REQUIRED TASK — Locate each line in the records containing "бюджетные". Copy it.

▽

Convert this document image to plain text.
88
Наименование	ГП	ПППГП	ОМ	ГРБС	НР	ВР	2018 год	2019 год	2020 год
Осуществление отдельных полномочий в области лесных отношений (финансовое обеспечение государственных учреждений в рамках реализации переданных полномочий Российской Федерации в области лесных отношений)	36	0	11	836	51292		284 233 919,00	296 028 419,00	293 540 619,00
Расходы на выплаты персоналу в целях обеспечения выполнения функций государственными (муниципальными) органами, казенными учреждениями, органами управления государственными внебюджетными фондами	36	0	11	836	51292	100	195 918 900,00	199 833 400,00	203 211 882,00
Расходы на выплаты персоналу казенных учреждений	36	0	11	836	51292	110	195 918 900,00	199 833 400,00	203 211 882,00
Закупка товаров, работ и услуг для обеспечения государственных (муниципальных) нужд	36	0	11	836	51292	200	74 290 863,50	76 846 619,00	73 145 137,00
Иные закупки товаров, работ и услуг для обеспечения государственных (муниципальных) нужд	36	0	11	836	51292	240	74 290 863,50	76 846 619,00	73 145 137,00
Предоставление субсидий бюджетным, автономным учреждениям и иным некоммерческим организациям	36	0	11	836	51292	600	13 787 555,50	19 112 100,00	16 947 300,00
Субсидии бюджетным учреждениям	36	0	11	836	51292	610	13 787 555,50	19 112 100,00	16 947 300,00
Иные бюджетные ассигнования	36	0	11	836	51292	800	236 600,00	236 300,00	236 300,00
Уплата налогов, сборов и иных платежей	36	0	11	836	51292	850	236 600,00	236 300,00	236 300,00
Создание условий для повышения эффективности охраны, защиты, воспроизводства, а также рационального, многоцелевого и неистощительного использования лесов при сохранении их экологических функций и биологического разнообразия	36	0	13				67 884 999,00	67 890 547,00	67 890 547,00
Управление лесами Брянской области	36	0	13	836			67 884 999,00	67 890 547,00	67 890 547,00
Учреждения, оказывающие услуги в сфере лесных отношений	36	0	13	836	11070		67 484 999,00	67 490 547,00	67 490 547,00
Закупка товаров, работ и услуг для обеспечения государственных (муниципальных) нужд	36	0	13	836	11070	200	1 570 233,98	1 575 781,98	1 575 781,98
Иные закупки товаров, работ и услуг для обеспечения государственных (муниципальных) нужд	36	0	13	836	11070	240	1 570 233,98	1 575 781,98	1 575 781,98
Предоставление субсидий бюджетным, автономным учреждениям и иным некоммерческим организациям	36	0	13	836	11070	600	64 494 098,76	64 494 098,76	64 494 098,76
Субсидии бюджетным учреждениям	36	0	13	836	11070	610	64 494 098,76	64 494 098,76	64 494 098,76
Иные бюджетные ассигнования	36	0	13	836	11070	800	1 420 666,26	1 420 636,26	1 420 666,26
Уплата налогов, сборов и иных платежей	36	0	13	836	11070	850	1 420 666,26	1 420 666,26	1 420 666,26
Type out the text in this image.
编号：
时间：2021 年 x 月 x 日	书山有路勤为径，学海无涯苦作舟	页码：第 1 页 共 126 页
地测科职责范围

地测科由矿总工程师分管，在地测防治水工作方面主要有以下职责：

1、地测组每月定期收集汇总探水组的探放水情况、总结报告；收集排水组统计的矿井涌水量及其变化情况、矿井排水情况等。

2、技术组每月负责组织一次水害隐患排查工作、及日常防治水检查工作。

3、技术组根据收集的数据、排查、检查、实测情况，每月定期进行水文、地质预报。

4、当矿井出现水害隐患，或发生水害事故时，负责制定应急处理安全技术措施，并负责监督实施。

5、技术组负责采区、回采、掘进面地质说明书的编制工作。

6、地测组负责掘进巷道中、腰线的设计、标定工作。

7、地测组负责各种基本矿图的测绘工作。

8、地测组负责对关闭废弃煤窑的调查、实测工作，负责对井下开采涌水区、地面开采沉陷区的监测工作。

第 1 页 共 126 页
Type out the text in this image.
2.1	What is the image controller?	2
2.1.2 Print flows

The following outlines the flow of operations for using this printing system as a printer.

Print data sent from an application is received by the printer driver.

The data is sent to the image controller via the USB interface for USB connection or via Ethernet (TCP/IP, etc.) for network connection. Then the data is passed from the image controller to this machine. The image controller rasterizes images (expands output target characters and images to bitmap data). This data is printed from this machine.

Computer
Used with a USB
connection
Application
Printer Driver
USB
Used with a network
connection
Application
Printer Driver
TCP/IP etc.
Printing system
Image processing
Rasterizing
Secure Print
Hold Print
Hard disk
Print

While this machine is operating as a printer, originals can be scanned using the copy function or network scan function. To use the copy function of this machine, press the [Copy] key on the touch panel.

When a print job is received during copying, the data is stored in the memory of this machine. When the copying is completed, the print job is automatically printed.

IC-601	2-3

△

TASK SOLUTION —
Иные бюджетные ассигнования	36	0	11	836	51292	800	236 600,00	236 300,00	236 300,00
Иные бюджетные ассигнования	36	0	13	836	11070	800	1 420 666,26	1 420 636,26	1 420 666,26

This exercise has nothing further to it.